--- What you will do ---
Print the entries verbatim, leaving out the images they contain.

Data excerpts:
begin

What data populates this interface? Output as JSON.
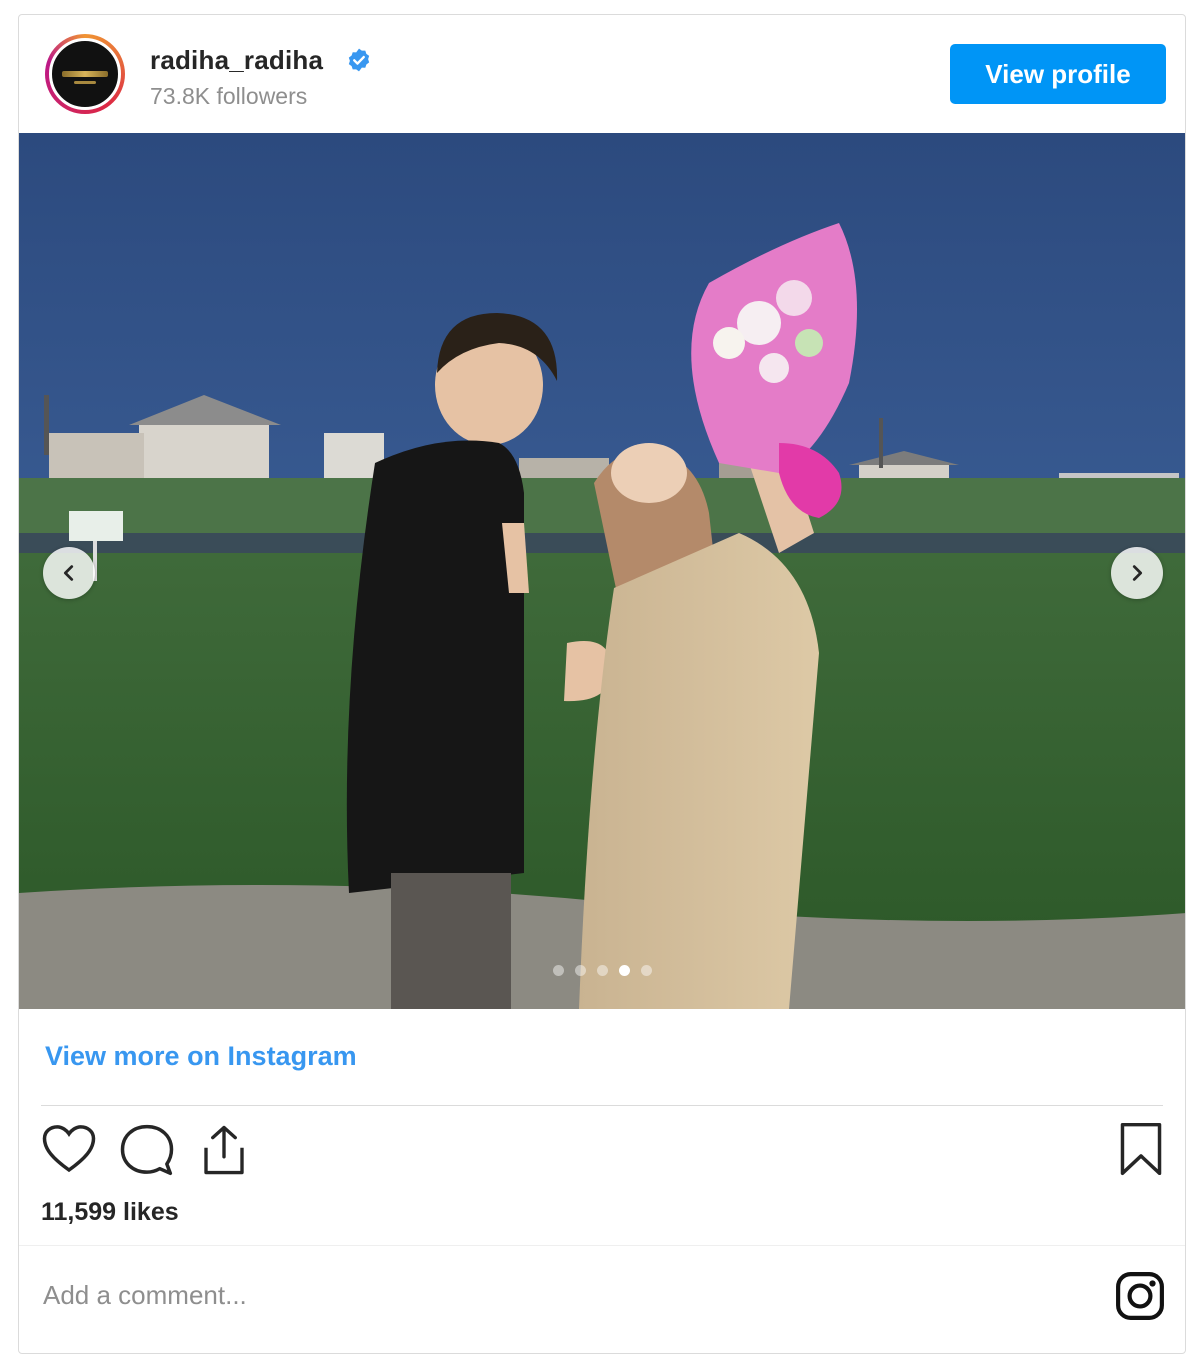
{
  "header": {
    "username": "radiha_radiha",
    "verified": true,
    "followers": "73.8K followers",
    "view_profile_label": "View profile"
  },
  "post": {
    "carousel": {
      "total_slides": 5,
      "active_index": 3
    },
    "view_more_label": "View more on Instagram",
    "likes": "11,599 likes",
    "comment_placeholder": "Add a comment..."
  },
  "icons": {
    "avatar": "brand-logo-avatar",
    "verified": "verified-badge-icon",
    "prev": "chevron-left-icon",
    "next": "chevron-right-icon",
    "like": "heart-icon",
    "comment": "comment-bubble-icon",
    "share": "share-icon",
    "save": "bookmark-icon",
    "instagram": "instagram-logo-icon"
  },
  "colors": {
    "accent": "#0095f6",
    "link": "#3897f0",
    "text": "#262626",
    "muted": "#8e8e8e"
  }
}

end

--- Reply ---
What data populates this interface? Output as JSON.
{
  "header": {
    "username": "radiha_radiha",
    "verified": true,
    "followers": "73.8K followers",
    "view_profile_label": "View profile"
  },
  "post": {
    "carousel": {
      "total_slides": 5,
      "active_index": 3
    },
    "view_more_label": "View more on Instagram",
    "likes": "11,599 likes",
    "comment_placeholder": "Add a comment..."
  },
  "icons": {
    "avatar": "brand-logo-avatar",
    "verified": "verified-badge-icon",
    "prev": "chevron-left-icon",
    "next": "chevron-right-icon",
    "like": "heart-icon",
    "comment": "comment-bubble-icon",
    "share": "share-icon",
    "save": "bookmark-icon",
    "instagram": "instagram-logo-icon"
  },
  "colors": {
    "accent": "#0095f6",
    "link": "#3897f0",
    "text": "#262626",
    "muted": "#8e8e8e"
  }
}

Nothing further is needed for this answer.